● Stated goal: Scan the data. Collect each line that contains the word "Lines".

# Input rows start

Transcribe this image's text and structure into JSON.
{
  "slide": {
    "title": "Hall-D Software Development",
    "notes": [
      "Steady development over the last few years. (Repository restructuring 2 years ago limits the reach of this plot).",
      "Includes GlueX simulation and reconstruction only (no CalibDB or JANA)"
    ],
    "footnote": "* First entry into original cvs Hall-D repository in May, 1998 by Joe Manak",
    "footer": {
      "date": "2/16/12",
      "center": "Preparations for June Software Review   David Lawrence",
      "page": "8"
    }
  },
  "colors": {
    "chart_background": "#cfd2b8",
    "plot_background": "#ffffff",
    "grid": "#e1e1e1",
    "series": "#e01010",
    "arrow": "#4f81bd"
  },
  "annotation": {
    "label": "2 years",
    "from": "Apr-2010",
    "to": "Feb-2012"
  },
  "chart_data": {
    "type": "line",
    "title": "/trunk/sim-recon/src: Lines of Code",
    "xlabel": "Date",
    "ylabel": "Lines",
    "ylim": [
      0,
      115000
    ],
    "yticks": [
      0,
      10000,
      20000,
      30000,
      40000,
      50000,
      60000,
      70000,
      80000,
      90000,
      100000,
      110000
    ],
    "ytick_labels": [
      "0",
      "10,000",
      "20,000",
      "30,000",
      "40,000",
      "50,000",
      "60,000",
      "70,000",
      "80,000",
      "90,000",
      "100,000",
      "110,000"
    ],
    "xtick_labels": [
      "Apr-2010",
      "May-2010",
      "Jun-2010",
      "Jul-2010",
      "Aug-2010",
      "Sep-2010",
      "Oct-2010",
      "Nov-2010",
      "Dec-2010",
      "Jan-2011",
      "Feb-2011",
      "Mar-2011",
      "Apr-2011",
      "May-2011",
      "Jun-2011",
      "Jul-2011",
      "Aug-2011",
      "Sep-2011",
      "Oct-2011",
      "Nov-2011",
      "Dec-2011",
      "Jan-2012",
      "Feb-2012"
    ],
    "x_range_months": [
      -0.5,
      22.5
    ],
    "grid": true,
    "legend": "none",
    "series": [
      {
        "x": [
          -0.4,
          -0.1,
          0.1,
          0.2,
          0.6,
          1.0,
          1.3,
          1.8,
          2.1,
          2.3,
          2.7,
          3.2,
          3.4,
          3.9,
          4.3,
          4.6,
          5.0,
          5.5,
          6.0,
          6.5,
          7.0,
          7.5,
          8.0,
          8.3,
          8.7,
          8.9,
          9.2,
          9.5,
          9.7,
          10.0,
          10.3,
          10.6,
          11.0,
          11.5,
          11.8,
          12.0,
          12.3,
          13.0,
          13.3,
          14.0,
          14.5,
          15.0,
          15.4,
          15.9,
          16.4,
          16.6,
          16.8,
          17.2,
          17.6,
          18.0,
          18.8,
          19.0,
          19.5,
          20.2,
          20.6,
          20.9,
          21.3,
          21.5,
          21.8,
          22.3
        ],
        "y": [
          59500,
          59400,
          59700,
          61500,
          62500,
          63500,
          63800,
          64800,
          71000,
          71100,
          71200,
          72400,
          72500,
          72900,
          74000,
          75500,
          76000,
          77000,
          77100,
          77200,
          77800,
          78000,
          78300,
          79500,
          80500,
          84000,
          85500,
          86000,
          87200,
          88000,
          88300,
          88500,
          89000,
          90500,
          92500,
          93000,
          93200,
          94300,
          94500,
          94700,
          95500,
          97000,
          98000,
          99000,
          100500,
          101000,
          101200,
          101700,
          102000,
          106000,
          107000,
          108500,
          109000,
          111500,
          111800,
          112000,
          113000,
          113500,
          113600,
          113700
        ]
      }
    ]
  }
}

# Input rows end
# Input rows start

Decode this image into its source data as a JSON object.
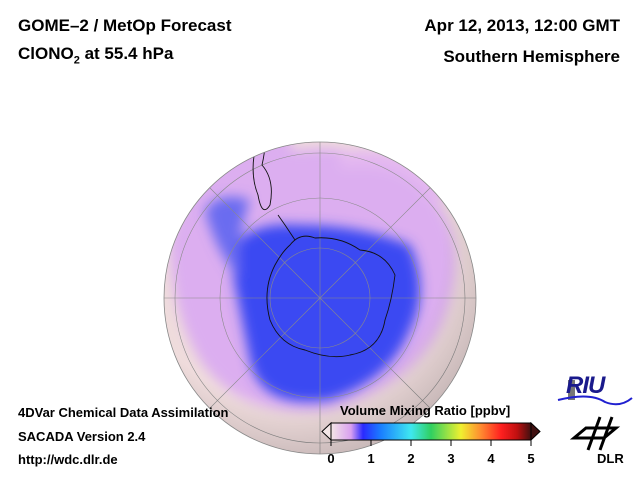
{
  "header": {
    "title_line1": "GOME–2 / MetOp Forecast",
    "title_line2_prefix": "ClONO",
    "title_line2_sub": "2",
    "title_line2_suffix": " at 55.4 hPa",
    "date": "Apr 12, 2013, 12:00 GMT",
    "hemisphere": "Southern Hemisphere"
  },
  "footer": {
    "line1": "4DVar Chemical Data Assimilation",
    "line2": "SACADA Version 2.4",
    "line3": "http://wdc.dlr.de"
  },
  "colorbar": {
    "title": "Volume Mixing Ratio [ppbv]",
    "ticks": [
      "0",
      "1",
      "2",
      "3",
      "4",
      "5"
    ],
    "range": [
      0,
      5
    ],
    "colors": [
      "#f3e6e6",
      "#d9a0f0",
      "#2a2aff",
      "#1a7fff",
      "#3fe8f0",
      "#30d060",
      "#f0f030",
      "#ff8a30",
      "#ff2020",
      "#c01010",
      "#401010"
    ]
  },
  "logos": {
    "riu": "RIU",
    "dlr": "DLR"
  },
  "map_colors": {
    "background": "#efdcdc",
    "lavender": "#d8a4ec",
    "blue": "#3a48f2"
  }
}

# Input rows end

● Answer for this exercise:
    "title": "/trunk/sim-recon/src: Lines of Code",
    "ylabel": "Lines",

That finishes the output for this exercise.